• EXERCISE AIM:
Scan the records and identify every line in which the string "share" occurs, then return those lines.

• DATA EXCERPTS:
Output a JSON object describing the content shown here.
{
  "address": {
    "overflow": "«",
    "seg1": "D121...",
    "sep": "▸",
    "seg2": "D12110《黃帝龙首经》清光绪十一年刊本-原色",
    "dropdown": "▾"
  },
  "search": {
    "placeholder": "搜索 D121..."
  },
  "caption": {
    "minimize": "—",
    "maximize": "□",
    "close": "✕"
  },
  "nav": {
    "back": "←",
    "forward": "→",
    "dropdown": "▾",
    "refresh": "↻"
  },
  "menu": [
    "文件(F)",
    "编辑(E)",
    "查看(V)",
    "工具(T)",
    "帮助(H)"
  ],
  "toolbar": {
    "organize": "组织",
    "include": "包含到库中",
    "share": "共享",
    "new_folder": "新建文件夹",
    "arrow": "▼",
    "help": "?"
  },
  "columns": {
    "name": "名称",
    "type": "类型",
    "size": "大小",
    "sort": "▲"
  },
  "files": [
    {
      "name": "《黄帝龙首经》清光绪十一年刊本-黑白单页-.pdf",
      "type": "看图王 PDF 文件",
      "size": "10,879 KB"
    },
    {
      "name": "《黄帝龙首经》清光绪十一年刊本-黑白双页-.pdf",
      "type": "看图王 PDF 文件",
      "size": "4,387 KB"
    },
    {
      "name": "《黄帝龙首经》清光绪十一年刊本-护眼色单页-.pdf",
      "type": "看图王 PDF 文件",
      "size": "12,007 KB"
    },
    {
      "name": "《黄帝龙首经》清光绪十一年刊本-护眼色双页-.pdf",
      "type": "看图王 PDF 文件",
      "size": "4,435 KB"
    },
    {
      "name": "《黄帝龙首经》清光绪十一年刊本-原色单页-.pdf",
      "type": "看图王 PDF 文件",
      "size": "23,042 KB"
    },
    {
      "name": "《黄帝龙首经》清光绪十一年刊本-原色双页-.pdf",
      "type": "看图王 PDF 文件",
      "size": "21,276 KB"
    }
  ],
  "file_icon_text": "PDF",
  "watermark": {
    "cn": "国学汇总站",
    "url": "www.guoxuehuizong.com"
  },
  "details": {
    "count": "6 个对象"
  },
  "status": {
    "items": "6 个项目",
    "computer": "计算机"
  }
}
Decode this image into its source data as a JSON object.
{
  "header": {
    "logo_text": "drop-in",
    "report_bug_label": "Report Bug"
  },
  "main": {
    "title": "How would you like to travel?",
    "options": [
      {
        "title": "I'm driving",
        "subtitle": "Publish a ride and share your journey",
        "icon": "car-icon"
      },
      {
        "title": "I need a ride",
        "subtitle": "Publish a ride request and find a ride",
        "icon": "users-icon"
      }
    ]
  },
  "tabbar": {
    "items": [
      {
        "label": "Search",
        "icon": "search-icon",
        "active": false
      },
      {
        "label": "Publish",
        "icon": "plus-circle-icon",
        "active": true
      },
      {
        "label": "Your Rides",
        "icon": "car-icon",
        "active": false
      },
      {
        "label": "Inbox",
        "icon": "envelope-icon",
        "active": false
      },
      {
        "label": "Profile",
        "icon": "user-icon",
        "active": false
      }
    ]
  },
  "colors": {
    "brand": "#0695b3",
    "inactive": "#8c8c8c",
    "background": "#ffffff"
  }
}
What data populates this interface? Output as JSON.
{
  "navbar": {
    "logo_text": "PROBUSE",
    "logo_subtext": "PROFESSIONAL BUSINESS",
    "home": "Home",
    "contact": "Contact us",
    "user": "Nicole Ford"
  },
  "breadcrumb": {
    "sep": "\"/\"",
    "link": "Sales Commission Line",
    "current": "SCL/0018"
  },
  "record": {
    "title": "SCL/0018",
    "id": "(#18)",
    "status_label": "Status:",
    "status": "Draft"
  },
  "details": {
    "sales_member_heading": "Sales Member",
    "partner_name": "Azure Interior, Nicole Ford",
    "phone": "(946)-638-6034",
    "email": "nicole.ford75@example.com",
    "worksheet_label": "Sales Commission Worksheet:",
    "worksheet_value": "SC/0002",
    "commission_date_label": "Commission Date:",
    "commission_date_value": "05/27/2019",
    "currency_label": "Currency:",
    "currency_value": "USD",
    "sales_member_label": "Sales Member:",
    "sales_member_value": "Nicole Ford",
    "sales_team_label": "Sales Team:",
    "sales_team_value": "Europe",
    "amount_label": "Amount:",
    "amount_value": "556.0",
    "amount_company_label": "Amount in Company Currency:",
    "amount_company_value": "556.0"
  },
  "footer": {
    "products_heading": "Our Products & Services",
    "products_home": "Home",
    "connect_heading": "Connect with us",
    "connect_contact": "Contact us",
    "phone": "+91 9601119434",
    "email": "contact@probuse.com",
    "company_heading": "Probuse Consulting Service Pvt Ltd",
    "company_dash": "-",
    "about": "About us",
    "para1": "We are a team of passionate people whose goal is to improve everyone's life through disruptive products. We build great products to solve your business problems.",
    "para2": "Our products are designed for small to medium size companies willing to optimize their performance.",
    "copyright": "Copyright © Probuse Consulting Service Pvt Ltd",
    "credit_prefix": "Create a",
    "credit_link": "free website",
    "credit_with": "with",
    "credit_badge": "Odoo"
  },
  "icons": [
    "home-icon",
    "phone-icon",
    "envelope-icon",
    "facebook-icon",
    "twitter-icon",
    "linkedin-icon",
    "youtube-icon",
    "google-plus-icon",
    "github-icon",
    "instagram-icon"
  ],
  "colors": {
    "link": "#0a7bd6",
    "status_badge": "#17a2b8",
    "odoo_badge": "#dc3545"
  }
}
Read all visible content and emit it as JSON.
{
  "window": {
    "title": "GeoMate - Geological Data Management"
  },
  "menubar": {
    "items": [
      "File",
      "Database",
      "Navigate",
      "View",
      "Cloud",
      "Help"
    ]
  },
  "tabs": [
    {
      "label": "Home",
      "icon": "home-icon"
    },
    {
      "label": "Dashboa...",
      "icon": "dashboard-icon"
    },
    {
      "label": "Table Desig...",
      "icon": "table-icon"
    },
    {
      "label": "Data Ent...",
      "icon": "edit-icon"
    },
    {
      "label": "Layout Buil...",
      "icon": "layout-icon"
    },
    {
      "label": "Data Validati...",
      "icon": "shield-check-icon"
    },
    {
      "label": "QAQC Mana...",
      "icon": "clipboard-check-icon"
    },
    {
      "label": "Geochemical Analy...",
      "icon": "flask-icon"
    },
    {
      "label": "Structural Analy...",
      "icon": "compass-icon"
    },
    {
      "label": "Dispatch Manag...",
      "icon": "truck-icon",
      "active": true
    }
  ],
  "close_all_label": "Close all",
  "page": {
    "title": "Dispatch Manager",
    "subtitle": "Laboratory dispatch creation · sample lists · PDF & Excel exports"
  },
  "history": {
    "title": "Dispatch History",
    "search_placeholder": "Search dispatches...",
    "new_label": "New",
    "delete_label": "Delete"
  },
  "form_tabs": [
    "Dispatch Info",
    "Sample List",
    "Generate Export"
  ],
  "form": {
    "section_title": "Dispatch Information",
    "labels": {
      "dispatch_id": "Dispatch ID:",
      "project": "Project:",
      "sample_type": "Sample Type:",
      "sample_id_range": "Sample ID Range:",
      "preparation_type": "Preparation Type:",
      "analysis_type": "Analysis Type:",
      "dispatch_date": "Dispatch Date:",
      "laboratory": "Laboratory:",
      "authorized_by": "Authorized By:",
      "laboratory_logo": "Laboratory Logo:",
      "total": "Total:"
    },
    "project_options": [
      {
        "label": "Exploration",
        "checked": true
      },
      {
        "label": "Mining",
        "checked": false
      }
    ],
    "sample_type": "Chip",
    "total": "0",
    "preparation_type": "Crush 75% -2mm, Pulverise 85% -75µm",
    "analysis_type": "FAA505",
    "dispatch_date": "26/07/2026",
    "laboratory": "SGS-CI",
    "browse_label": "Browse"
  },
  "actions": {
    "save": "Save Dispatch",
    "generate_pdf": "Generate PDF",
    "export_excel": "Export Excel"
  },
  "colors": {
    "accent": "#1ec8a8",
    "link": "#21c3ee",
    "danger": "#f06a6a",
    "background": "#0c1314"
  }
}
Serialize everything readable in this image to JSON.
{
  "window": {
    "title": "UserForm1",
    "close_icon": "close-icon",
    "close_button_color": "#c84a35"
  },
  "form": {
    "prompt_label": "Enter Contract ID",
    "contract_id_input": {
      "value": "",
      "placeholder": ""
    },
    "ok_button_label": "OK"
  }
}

• REPLY:
    "share": "共享",
        "subtitle": "Publish a ride and share your journey",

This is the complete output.